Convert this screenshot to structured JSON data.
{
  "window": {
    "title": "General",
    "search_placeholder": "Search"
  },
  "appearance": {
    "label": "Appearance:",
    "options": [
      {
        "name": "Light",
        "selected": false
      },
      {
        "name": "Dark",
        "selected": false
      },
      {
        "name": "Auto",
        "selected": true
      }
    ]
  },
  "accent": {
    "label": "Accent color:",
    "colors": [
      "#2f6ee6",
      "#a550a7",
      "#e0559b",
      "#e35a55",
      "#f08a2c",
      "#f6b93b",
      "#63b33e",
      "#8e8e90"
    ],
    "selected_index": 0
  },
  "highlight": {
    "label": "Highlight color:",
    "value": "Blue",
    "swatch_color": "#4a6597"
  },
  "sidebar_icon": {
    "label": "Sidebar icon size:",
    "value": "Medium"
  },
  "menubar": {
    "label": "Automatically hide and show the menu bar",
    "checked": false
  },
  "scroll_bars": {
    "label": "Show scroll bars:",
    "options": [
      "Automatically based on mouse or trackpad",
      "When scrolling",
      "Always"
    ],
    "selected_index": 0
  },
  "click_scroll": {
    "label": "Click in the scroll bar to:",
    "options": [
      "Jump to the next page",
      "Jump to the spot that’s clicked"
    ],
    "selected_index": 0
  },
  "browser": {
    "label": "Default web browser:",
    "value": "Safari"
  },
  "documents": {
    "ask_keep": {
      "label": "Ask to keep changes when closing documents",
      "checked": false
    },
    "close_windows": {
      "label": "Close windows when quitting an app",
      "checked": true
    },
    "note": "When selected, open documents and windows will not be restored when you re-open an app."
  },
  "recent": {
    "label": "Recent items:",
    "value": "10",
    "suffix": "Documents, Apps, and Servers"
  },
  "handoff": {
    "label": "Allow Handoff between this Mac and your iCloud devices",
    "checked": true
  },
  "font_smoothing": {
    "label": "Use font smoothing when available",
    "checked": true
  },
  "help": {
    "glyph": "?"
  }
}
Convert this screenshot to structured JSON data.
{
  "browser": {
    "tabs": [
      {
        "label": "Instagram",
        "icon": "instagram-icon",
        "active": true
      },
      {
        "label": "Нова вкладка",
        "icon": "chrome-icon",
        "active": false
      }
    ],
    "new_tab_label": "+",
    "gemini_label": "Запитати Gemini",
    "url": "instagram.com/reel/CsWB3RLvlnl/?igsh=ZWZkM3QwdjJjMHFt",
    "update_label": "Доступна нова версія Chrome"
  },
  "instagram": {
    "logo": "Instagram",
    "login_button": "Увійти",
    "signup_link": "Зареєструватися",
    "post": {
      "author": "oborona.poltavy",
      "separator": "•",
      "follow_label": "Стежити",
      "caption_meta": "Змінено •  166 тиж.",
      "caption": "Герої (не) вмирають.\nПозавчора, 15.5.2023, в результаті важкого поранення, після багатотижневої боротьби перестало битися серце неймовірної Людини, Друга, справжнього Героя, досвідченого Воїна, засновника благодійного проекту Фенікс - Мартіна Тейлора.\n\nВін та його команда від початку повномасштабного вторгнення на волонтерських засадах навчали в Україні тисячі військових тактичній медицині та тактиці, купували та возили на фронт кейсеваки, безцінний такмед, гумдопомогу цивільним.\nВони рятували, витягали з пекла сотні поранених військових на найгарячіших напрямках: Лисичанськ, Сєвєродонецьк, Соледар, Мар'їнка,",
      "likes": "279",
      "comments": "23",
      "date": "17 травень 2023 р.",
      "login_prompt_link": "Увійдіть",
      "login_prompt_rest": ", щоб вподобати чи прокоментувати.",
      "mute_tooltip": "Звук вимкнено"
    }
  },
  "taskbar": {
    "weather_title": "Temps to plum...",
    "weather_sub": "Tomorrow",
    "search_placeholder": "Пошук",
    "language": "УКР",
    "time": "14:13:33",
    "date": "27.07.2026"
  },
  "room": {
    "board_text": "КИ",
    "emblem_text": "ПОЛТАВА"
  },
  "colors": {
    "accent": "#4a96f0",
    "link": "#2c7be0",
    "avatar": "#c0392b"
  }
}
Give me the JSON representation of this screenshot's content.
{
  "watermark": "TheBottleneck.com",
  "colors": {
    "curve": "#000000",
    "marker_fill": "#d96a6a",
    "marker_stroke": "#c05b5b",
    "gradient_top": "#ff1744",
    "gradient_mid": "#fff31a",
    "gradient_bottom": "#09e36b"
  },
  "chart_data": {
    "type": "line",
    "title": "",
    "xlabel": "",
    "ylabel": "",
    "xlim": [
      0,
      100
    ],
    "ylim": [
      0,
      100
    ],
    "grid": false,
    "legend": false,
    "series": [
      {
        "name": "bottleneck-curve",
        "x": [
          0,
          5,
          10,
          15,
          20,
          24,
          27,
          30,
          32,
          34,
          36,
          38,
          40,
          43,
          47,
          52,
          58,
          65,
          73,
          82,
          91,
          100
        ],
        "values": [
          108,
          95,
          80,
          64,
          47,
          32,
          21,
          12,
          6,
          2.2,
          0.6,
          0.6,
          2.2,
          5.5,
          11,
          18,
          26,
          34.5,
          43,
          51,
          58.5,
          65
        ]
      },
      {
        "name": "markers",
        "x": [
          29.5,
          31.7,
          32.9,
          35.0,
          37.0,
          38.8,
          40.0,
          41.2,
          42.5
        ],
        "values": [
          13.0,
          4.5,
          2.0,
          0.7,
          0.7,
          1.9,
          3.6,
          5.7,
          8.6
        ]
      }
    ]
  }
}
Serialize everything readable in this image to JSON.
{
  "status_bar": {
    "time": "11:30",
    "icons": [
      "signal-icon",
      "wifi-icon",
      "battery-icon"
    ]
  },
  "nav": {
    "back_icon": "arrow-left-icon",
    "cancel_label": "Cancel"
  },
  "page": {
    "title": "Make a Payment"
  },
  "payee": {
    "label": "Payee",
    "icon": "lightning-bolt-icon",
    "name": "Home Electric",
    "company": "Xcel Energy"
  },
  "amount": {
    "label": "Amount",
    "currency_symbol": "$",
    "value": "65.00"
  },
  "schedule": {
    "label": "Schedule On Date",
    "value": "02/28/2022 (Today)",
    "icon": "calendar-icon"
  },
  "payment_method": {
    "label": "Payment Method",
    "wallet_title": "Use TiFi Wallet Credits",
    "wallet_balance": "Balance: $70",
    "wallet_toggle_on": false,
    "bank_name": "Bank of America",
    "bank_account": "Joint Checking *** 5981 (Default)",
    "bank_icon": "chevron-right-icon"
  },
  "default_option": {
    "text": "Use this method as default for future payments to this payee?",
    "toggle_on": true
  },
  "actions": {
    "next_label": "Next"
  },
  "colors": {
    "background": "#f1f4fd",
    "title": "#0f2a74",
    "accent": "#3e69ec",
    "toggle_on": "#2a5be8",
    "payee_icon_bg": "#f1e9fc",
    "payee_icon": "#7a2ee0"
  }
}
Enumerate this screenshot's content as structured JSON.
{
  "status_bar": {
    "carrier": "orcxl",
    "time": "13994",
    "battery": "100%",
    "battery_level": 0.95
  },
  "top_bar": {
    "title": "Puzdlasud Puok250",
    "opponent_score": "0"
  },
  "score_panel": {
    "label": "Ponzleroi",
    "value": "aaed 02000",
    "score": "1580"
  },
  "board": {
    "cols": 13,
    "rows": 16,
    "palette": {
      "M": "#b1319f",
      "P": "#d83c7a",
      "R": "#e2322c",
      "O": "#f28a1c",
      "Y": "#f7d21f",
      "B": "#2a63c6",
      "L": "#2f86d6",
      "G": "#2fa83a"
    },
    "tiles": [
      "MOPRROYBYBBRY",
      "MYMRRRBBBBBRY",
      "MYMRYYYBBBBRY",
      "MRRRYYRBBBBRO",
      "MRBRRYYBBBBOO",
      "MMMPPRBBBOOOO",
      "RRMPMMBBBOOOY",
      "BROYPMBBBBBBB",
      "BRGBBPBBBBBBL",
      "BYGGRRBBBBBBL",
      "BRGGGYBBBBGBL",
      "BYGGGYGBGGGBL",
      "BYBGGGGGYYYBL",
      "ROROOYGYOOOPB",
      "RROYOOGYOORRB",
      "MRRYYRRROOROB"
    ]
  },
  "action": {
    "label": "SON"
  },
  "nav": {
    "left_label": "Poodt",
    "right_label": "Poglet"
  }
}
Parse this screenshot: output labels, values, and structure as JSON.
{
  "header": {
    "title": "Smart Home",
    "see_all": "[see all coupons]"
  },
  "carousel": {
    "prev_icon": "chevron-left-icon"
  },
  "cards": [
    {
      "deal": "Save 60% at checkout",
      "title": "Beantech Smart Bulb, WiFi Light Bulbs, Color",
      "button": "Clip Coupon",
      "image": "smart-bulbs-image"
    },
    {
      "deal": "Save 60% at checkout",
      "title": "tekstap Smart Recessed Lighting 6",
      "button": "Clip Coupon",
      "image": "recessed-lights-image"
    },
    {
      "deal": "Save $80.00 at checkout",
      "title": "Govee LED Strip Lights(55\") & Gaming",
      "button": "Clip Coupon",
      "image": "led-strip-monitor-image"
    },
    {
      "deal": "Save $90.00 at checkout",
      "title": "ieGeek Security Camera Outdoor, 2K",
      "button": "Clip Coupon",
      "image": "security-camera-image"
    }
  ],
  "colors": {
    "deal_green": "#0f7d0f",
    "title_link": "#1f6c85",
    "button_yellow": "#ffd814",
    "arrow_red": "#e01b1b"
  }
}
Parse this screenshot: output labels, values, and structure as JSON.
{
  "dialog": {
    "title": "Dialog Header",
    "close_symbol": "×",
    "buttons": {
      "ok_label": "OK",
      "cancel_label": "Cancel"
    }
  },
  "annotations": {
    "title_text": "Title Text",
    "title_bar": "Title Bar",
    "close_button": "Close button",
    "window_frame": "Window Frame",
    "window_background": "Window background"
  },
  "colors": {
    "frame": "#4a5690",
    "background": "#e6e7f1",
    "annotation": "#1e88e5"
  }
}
##########
Gather each line holding the string "curve".

    "curve": "#000000",
        "name": "bottleneck-curve",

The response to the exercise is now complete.